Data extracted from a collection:

***

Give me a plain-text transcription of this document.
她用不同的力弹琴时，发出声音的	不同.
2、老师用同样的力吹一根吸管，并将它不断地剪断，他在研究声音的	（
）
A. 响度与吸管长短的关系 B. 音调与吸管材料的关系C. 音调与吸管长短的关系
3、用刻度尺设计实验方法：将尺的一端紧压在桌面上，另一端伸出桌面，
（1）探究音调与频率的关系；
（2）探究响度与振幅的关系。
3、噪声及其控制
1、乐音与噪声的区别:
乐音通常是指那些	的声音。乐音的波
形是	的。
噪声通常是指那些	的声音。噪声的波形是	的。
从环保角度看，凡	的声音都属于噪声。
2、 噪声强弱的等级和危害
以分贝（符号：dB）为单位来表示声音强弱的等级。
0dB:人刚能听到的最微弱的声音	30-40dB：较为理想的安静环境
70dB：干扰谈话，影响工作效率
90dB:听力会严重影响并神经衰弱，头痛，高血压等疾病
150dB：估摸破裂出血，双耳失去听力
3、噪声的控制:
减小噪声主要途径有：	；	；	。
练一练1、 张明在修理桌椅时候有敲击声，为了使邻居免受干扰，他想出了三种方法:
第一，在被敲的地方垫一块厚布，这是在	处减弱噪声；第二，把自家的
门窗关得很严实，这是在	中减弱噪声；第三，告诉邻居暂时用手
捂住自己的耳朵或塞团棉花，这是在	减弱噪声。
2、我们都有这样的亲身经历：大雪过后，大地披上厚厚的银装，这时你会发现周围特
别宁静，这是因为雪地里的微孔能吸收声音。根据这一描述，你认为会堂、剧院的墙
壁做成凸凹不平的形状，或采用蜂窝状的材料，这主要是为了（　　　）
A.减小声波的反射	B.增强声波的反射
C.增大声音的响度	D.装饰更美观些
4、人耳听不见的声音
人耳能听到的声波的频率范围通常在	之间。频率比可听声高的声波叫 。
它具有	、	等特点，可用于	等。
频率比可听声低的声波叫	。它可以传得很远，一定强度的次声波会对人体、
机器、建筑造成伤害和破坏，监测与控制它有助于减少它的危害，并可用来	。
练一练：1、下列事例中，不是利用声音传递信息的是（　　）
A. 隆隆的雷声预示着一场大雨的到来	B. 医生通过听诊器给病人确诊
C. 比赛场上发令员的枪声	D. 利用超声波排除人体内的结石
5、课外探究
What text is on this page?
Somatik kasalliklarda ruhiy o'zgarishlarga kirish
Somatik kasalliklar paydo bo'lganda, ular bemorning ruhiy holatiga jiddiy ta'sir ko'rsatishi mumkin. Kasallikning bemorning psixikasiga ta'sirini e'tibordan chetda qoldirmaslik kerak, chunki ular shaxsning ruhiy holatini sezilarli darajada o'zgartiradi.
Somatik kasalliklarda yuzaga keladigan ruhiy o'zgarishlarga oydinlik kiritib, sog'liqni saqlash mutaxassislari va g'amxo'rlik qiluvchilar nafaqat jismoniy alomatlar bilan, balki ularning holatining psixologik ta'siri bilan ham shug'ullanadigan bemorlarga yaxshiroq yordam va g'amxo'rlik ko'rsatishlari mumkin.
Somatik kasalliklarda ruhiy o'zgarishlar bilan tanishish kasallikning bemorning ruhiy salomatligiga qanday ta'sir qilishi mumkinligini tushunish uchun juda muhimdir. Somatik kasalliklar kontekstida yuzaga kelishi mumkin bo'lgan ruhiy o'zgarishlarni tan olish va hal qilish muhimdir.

***

Work instructions: Lines holding the word "text" should be counted across the entries; state only how many there are.

Task result: 2